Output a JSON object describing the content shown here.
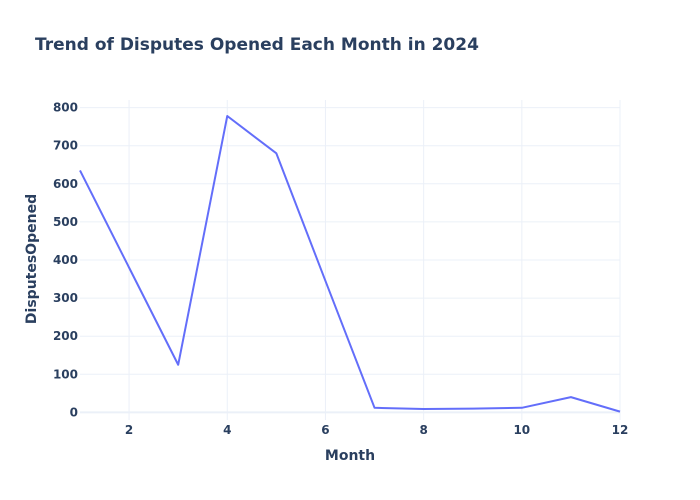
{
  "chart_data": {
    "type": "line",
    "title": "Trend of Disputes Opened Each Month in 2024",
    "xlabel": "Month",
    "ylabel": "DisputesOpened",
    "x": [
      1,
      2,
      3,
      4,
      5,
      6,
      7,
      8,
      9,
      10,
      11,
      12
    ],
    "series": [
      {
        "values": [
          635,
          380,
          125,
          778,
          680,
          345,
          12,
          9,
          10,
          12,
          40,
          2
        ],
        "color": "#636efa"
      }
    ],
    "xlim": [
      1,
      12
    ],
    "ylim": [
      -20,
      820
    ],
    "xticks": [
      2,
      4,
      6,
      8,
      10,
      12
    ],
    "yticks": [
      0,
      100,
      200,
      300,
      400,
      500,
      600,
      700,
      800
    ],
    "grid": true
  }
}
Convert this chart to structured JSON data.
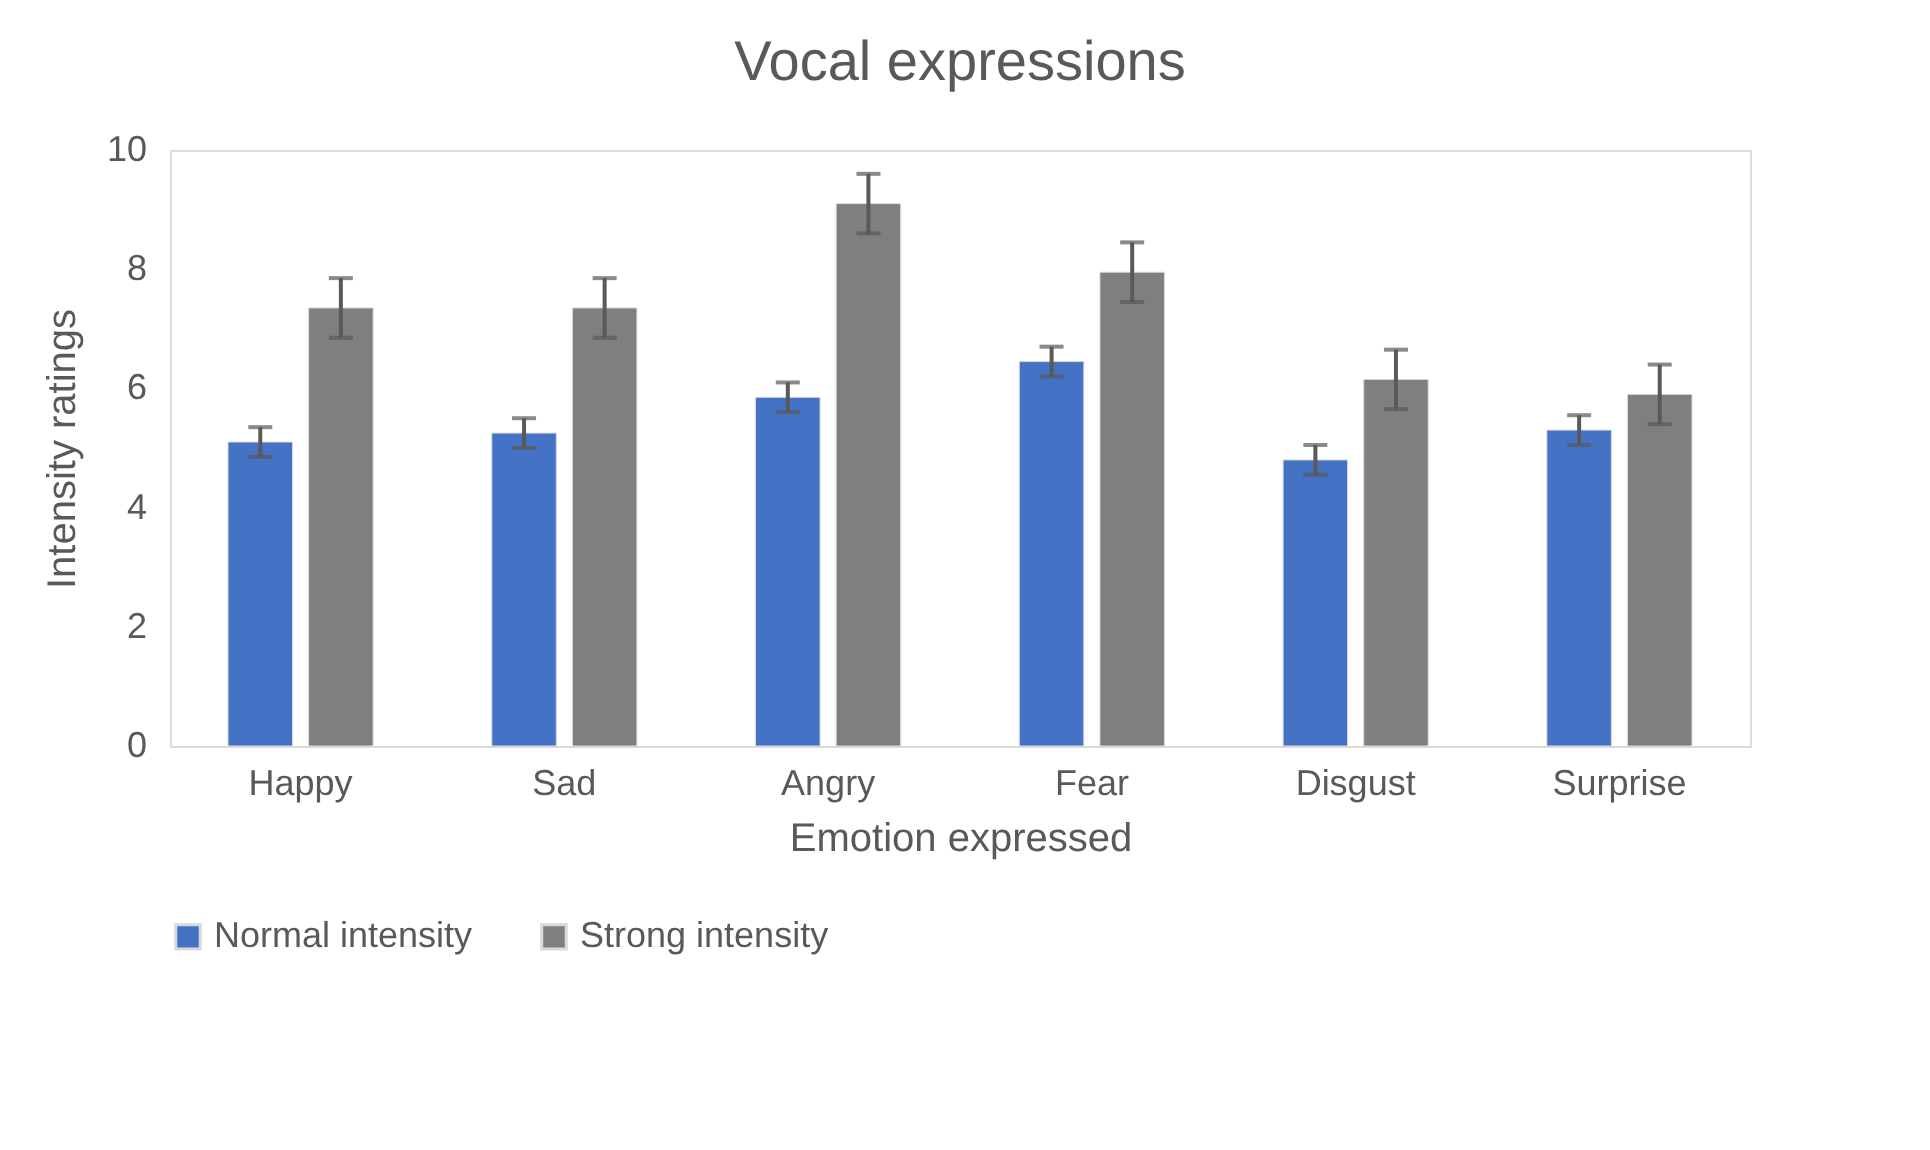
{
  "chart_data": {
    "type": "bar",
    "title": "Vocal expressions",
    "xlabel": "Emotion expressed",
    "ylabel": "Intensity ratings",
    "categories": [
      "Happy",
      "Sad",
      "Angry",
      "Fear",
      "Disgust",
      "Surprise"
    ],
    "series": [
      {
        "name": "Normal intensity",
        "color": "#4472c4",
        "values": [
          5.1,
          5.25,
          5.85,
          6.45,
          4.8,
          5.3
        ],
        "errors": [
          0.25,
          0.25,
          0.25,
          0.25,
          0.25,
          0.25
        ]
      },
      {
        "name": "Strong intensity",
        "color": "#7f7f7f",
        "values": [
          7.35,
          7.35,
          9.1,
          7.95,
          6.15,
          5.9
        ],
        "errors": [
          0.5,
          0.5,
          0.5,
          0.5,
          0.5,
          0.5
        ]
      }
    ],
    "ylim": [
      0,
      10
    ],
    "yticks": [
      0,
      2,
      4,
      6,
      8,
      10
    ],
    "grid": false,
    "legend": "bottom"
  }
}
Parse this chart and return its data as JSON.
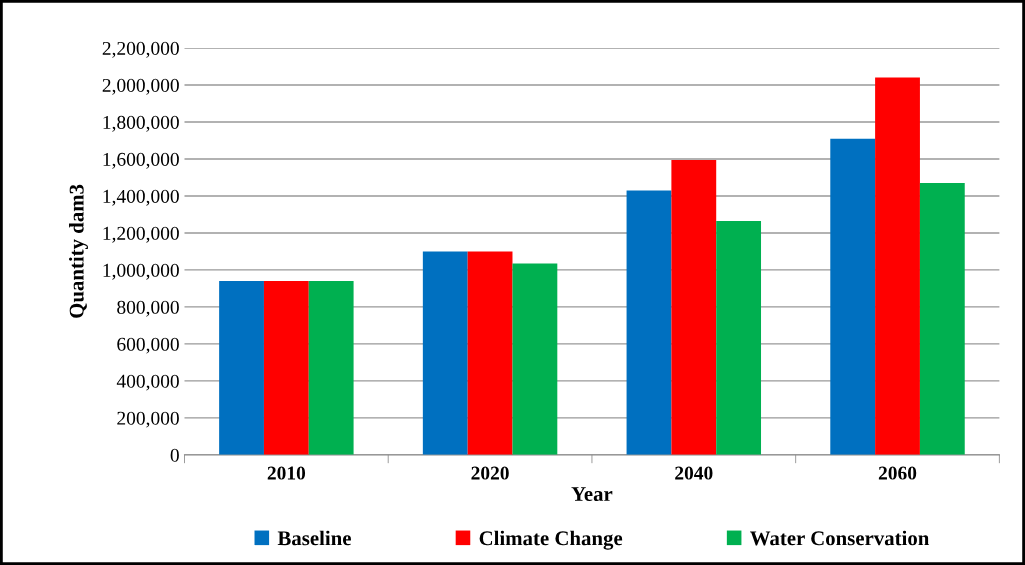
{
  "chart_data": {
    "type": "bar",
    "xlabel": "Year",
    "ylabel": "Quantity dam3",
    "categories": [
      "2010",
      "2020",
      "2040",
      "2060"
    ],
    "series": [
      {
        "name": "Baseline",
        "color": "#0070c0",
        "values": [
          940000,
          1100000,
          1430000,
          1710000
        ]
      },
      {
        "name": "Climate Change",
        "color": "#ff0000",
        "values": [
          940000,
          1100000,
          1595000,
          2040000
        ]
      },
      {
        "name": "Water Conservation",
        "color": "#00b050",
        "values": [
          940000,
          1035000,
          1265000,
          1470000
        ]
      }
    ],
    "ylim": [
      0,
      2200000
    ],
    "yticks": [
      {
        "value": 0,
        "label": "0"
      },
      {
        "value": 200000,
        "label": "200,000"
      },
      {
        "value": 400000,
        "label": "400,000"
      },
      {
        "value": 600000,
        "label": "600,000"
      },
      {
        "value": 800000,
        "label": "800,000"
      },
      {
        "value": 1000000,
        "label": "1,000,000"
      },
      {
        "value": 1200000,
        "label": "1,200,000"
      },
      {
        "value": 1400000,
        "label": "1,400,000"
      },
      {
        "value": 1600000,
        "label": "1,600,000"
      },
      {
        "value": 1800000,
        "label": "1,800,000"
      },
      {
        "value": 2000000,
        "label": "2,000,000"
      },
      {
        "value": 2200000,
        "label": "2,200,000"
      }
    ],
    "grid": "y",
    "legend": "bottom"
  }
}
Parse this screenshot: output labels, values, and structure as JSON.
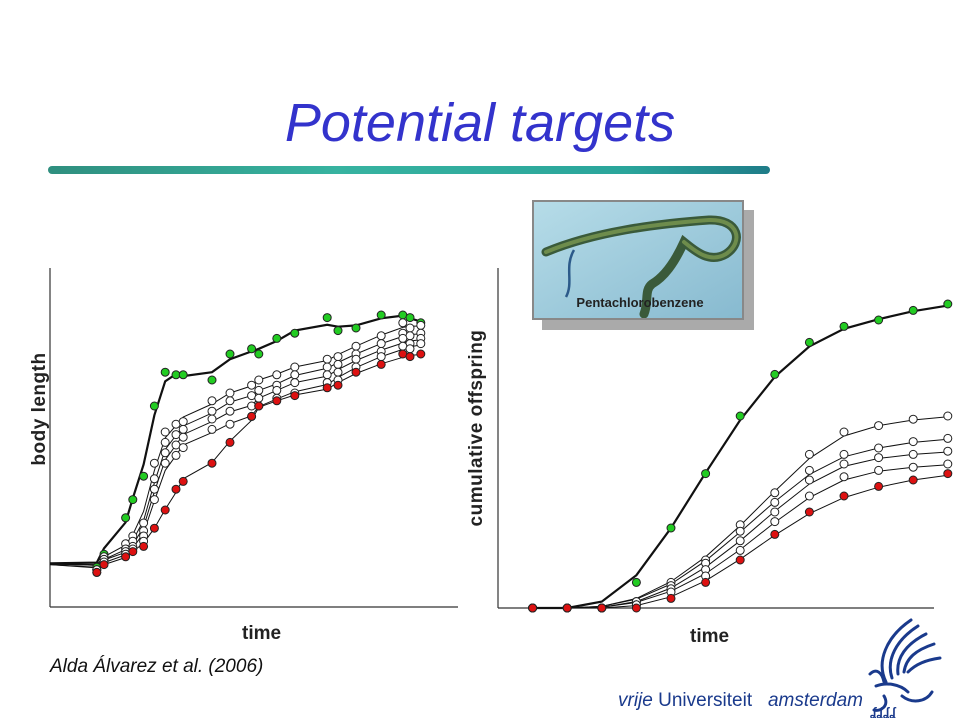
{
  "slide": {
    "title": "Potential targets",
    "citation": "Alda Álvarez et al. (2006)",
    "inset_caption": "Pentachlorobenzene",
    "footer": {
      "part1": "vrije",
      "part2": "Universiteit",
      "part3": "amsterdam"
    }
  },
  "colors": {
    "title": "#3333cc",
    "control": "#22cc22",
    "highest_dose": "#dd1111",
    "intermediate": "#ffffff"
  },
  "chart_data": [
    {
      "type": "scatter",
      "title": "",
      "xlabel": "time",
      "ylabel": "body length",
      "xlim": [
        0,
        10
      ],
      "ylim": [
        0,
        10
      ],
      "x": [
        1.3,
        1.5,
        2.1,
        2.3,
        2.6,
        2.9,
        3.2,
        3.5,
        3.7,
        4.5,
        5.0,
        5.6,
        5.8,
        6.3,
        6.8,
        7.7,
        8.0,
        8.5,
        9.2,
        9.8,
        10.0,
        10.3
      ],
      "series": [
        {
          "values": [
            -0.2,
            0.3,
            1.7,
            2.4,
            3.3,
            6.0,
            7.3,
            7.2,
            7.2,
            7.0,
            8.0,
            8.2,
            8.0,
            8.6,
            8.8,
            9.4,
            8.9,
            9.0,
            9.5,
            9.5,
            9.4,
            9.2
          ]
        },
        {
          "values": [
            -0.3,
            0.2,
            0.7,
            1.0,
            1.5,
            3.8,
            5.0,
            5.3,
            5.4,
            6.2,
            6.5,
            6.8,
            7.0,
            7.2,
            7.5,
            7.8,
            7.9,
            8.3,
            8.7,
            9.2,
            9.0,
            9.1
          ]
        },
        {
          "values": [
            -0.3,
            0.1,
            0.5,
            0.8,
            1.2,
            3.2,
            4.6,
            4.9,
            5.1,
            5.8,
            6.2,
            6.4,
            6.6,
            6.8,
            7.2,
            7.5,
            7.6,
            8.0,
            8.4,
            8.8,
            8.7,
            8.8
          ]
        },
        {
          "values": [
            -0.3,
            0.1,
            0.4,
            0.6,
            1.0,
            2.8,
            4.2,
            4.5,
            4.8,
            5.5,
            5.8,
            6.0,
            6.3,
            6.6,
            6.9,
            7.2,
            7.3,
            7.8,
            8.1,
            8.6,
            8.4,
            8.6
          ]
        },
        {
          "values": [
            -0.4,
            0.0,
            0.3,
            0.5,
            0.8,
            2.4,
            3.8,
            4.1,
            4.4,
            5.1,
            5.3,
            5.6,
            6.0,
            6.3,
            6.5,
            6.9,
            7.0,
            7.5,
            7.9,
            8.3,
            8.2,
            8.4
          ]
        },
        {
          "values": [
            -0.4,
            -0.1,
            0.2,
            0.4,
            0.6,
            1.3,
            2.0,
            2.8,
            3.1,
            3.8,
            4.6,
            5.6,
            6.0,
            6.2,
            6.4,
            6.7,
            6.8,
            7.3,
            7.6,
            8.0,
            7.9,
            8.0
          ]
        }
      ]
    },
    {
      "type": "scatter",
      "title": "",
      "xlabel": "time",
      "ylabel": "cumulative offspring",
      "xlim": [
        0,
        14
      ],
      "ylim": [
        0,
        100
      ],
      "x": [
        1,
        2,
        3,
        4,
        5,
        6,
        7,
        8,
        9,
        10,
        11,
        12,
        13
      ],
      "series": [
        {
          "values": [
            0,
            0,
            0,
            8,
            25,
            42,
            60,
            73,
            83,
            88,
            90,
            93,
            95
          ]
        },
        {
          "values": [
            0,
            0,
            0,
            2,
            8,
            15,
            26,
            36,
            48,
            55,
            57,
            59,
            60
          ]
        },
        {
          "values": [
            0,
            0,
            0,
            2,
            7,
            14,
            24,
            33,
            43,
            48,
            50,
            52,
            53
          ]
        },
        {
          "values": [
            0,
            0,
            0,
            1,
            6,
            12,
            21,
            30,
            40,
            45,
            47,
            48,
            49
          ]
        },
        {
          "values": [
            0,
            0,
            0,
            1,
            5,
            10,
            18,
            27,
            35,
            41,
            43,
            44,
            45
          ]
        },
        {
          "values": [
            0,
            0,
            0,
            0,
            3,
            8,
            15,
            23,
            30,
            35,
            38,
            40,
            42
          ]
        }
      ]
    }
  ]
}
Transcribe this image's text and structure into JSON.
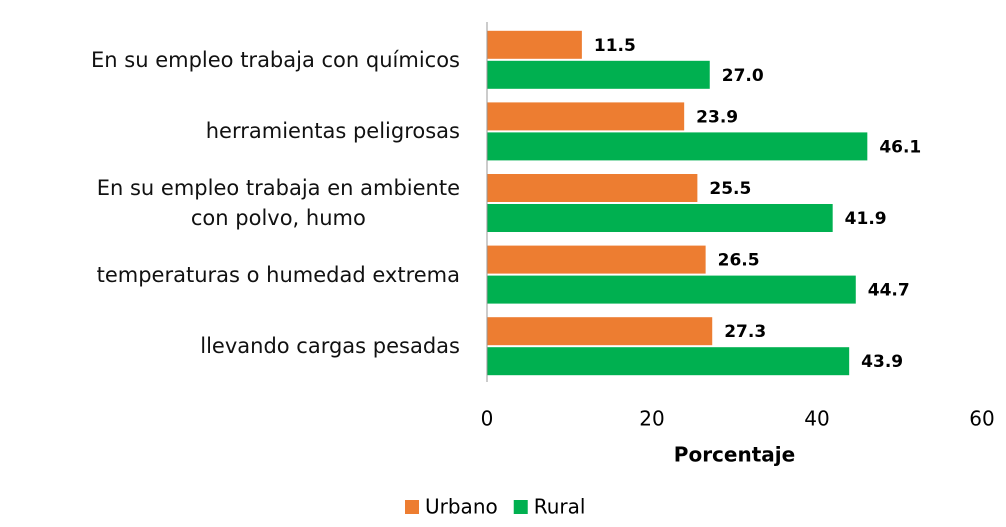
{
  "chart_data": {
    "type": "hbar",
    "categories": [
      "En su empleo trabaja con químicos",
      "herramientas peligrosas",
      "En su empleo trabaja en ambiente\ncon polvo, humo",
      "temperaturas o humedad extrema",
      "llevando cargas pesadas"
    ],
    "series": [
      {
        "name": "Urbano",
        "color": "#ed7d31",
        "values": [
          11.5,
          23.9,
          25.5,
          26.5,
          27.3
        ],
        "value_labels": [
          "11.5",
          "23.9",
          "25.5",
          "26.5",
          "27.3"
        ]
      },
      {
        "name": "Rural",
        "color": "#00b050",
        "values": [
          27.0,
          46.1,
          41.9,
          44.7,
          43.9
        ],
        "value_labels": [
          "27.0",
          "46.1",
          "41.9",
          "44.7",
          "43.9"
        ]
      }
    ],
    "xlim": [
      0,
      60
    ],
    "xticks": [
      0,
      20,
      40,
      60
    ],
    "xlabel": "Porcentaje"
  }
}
----
### WRITTEN REQUEST
Whichever lines contain the string "Parse", select and copy them.

### EXERCISE OUTPUT
Parse this chart and return its data as JSON.
Parse this screenshot: output labels, values, and structure as JSON.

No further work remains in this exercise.